■ Short problem: Could you write out the records below exactly as they appear, leaving out any pictures?

(Data items)

════════════════

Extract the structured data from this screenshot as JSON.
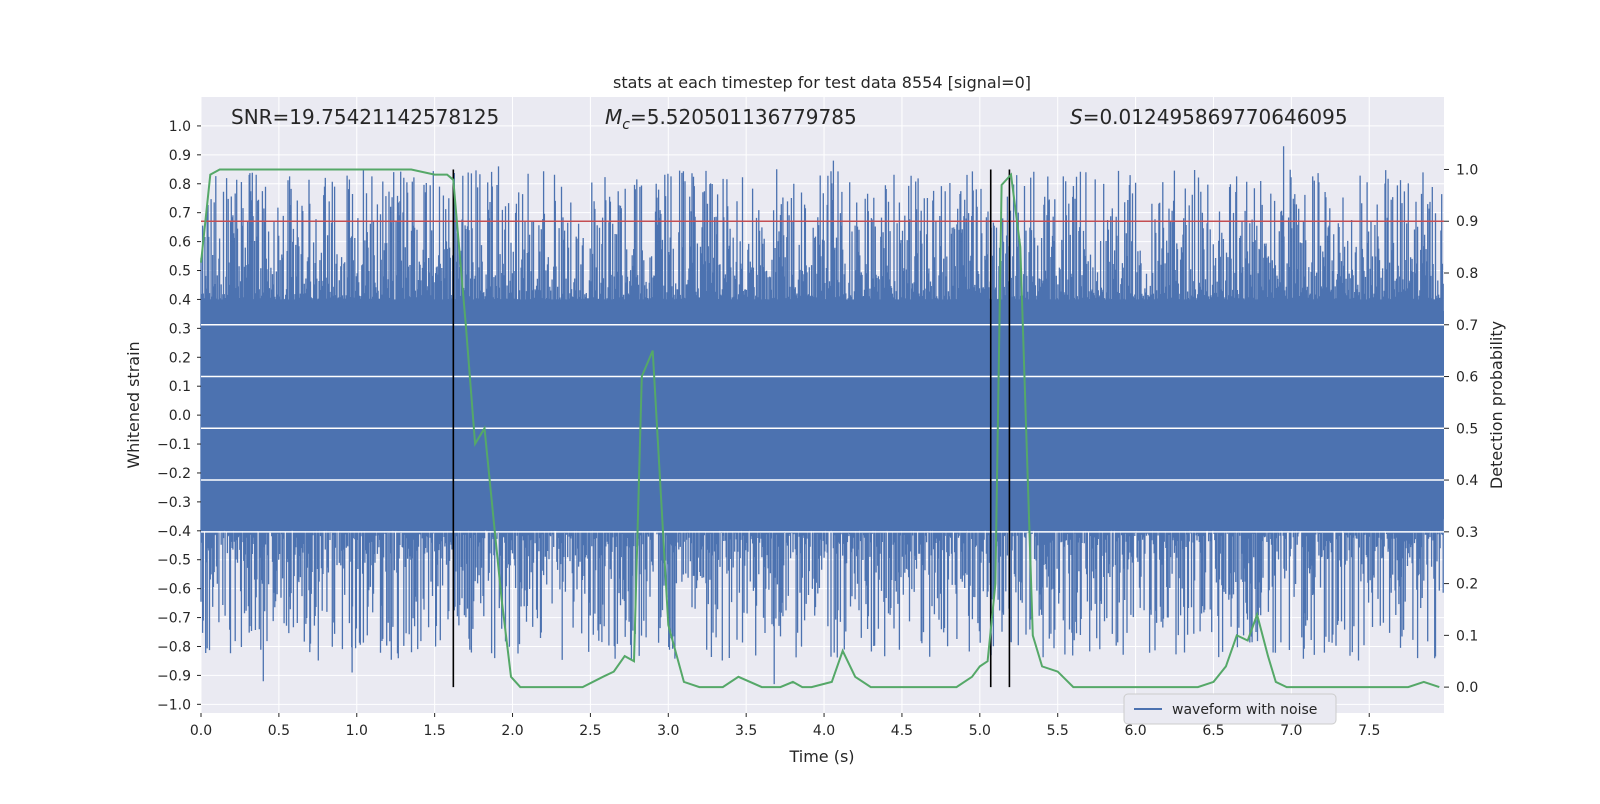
{
  "chart_data": {
    "type": "line",
    "title": "stats at each timestep for test data 8554 [signal=0]",
    "xlabel": "Time (s)",
    "ylabel": "Whitened strain",
    "ylabel_right": "Detection probability",
    "xlim": [
      0.0,
      7.98
    ],
    "ylim": [
      -1.03,
      1.1
    ],
    "ylim_right": [
      -0.05,
      1.14
    ],
    "xticks": [
      "0.0",
      "0.5",
      "1.0",
      "1.5",
      "2.0",
      "2.5",
      "3.0",
      "3.5",
      "4.0",
      "4.5",
      "5.0",
      "5.5",
      "6.0",
      "6.5",
      "7.0",
      "7.5"
    ],
    "xtick_values": [
      0,
      0.5,
      1,
      1.5,
      2,
      2.5,
      3,
      3.5,
      4,
      4.5,
      5,
      5.5,
      6,
      6.5,
      7,
      7.5
    ],
    "yticks": [
      "1.0",
      "0.9",
      "0.8",
      "0.7",
      "0.6",
      "0.5",
      "0.4",
      "0.3",
      "0.2",
      "0.1",
      "0.0",
      "−0.1",
      "−0.2",
      "−0.3",
      "−0.4",
      "−0.5",
      "−0.6",
      "−0.7",
      "−0.8",
      "−0.9",
      "−1.0"
    ],
    "ytick_values": [
      1.0,
      0.9,
      0.8,
      0.7,
      0.6,
      0.5,
      0.4,
      0.3,
      0.2,
      0.1,
      0.0,
      -0.1,
      -0.2,
      -0.3,
      -0.4,
      -0.5,
      -0.6,
      -0.7,
      -0.8,
      -0.9,
      -1.0
    ],
    "yticks_right": [
      "1.0",
      "0.9",
      "0.8",
      "0.7",
      "0.6",
      "0.5",
      "0.4",
      "0.3",
      "0.2",
      "0.1",
      "0.0"
    ],
    "ytick_right_values": [
      1.0,
      0.9,
      0.8,
      0.7,
      0.6,
      0.5,
      0.4,
      0.3,
      0.2,
      0.1,
      0.0
    ],
    "annotations": {
      "snr": "SNR=19.75421142578125",
      "mc_symbol": "M",
      "mc_sub": "c",
      "mc_value": "=5.520501136779785",
      "s_symbol": "S",
      "s_value": "=0.012495869770646095"
    },
    "threshold": 0.9,
    "grid": true,
    "legend_position": "lower-right",
    "legend": [
      "waveform with noise"
    ],
    "series": [
      {
        "name": "waveform with noise",
        "color": "#4c72b0",
        "axis": "left",
        "style": "dense noise, core ±0.35, spikes to ±0.93",
        "peak_marks": [
          {
            "x": 0.4,
            "y": -0.92
          },
          {
            "x": 0.97,
            "y": -0.89
          },
          {
            "x": 1.91,
            "y": 0.86
          },
          {
            "x": 3.68,
            "y": -0.93
          },
          {
            "x": 4.06,
            "y": 0.88
          },
          {
            "x": 6.95,
            "y": 0.93
          }
        ]
      },
      {
        "name": "",
        "color": "#55a868",
        "axis": "right",
        "x": [
          0.0,
          0.06,
          0.12,
          0.5,
          1.0,
          1.35,
          1.5,
          1.58,
          1.62,
          1.7,
          1.76,
          1.82,
          1.88,
          1.93,
          1.99,
          2.05,
          2.15,
          2.3,
          2.45,
          2.58,
          2.65,
          2.72,
          2.78,
          2.83,
          2.9,
          3.0,
          3.1,
          3.2,
          3.28,
          3.35,
          3.45,
          3.6,
          3.72,
          3.8,
          3.86,
          3.92,
          4.05,
          4.12,
          4.2,
          4.3,
          4.5,
          4.75,
          4.85,
          4.95,
          5.0,
          5.05,
          5.1,
          5.14,
          5.2,
          5.26,
          5.34,
          5.4,
          5.5,
          5.6,
          5.8,
          6.0,
          6.2,
          6.4,
          6.5,
          6.58,
          6.65,
          6.72,
          6.78,
          6.85,
          6.9,
          6.97,
          7.05,
          7.2,
          7.4,
          7.6,
          7.75,
          7.85,
          7.95
        ],
        "y": [
          0.82,
          0.99,
          1.0,
          1.0,
          1.0,
          1.0,
          0.99,
          0.99,
          0.98,
          0.7,
          0.47,
          0.5,
          0.32,
          0.17,
          0.02,
          0.0,
          0.0,
          0.0,
          0.0,
          0.02,
          0.03,
          0.06,
          0.05,
          0.6,
          0.65,
          0.12,
          0.01,
          0.0,
          0.0,
          0.0,
          0.02,
          0.0,
          0.0,
          0.01,
          0.0,
          0.0,
          0.01,
          0.07,
          0.02,
          0.0,
          0.0,
          0.0,
          0.0,
          0.02,
          0.04,
          0.05,
          0.2,
          0.97,
          0.99,
          0.85,
          0.1,
          0.04,
          0.03,
          0.0,
          0.0,
          0.0,
          0.0,
          0.0,
          0.01,
          0.04,
          0.1,
          0.09,
          0.14,
          0.06,
          0.01,
          0.0,
          0.0,
          0.0,
          0.0,
          0.0,
          0.0,
          0.01,
          0.0
        ]
      }
    ],
    "vertical_markers": [
      1.62,
      5.07,
      5.19
    ],
    "bands_right": [
      0.7,
      0.6,
      0.5,
      0.4,
      0.3
    ]
  }
}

════════════════

■ Task solution:
Extract the structured data from this screenshot as JSON.
{
  "chart_data": {
    "type": "line",
    "title": "stats at each timestep for test data 8554 [signal=0]",
    "xlabel": "Time (s)",
    "ylabel": "Whitened strain",
    "ylabel_right": "Detection probability",
    "xlim": [
      0.0,
      7.98
    ],
    "ylim": [
      -1.03,
      1.1
    ],
    "ylim_right": [
      -0.05,
      1.14
    ],
    "xticks": [
      "0.0",
      "0.5",
      "1.0",
      "1.5",
      "2.0",
      "2.5",
      "3.0",
      "3.5",
      "4.0",
      "4.5",
      "5.0",
      "5.5",
      "6.0",
      "6.5",
      "7.0",
      "7.5"
    ],
    "xtick_values": [
      0,
      0.5,
      1,
      1.5,
      2,
      2.5,
      3,
      3.5,
      4,
      4.5,
      5,
      5.5,
      6,
      6.5,
      7,
      7.5
    ],
    "yticks": [
      "1.0",
      "0.9",
      "0.8",
      "0.7",
      "0.6",
      "0.5",
      "0.4",
      "0.3",
      "0.2",
      "0.1",
      "0.0",
      "−0.1",
      "−0.2",
      "−0.3",
      "−0.4",
      "−0.5",
      "−0.6",
      "−0.7",
      "−0.8",
      "−0.9",
      "−1.0"
    ],
    "ytick_values": [
      1.0,
      0.9,
      0.8,
      0.7,
      0.6,
      0.5,
      0.4,
      0.3,
      0.2,
      0.1,
      0.0,
      -0.1,
      -0.2,
      -0.3,
      -0.4,
      -0.5,
      -0.6,
      -0.7,
      -0.8,
      -0.9,
      -1.0
    ],
    "yticks_right": [
      "1.0",
      "0.9",
      "0.8",
      "0.7",
      "0.6",
      "0.5",
      "0.4",
      "0.3",
      "0.2",
      "0.1",
      "0.0"
    ],
    "ytick_right_values": [
      1.0,
      0.9,
      0.8,
      0.7,
      0.6,
      0.5,
      0.4,
      0.3,
      0.2,
      0.1,
      0.0
    ],
    "annotations": {
      "snr": "SNR=19.75421142578125",
      "mc_symbol": "M",
      "mc_sub": "c",
      "mc_value": "=5.520501136779785",
      "s_symbol": "S",
      "s_value": "=0.012495869770646095"
    },
    "threshold": 0.9,
    "grid": true,
    "legend_position": "lower-right",
    "legend": [
      "waveform with noise"
    ],
    "series": [
      {
        "name": "waveform with noise",
        "color": "#4c72b0",
        "axis": "left",
        "style": "dense noise, core ±0.35, spikes to ±0.93",
        "peak_marks": [
          {
            "x": 0.4,
            "y": -0.92
          },
          {
            "x": 0.97,
            "y": -0.89
          },
          {
            "x": 1.91,
            "y": 0.86
          },
          {
            "x": 3.68,
            "y": -0.93
          },
          {
            "x": 4.06,
            "y": 0.88
          },
          {
            "x": 6.95,
            "y": 0.93
          }
        ]
      },
      {
        "name": "",
        "color": "#55a868",
        "axis": "right",
        "x": [
          0.0,
          0.06,
          0.12,
          0.5,
          1.0,
          1.35,
          1.5,
          1.58,
          1.62,
          1.7,
          1.76,
          1.82,
          1.88,
          1.93,
          1.99,
          2.05,
          2.15,
          2.3,
          2.45,
          2.58,
          2.65,
          2.72,
          2.78,
          2.83,
          2.9,
          3.0,
          3.1,
          3.2,
          3.28,
          3.35,
          3.45,
          3.6,
          3.72,
          3.8,
          3.86,
          3.92,
          4.05,
          4.12,
          4.2,
          4.3,
          4.5,
          4.75,
          4.85,
          4.95,
          5.0,
          5.05,
          5.1,
          5.14,
          5.2,
          5.26,
          5.34,
          5.4,
          5.5,
          5.6,
          5.8,
          6.0,
          6.2,
          6.4,
          6.5,
          6.58,
          6.65,
          6.72,
          6.78,
          6.85,
          6.9,
          6.97,
          7.05,
          7.2,
          7.4,
          7.6,
          7.75,
          7.85,
          7.95
        ],
        "y": [
          0.82,
          0.99,
          1.0,
          1.0,
          1.0,
          1.0,
          0.99,
          0.99,
          0.98,
          0.7,
          0.47,
          0.5,
          0.32,
          0.17,
          0.02,
          0.0,
          0.0,
          0.0,
          0.0,
          0.02,
          0.03,
          0.06,
          0.05,
          0.6,
          0.65,
          0.12,
          0.01,
          0.0,
          0.0,
          0.0,
          0.02,
          0.0,
          0.0,
          0.01,
          0.0,
          0.0,
          0.01,
          0.07,
          0.02,
          0.0,
          0.0,
          0.0,
          0.0,
          0.02,
          0.04,
          0.05,
          0.2,
          0.97,
          0.99,
          0.85,
          0.1,
          0.04,
          0.03,
          0.0,
          0.0,
          0.0,
          0.0,
          0.0,
          0.01,
          0.04,
          0.1,
          0.09,
          0.14,
          0.06,
          0.01,
          0.0,
          0.0,
          0.0,
          0.0,
          0.0,
          0.0,
          0.01,
          0.0
        ]
      }
    ],
    "vertical_markers": [
      1.62,
      5.07,
      5.19
    ],
    "bands_right": [
      0.7,
      0.6,
      0.5,
      0.4,
      0.3
    ]
  }
}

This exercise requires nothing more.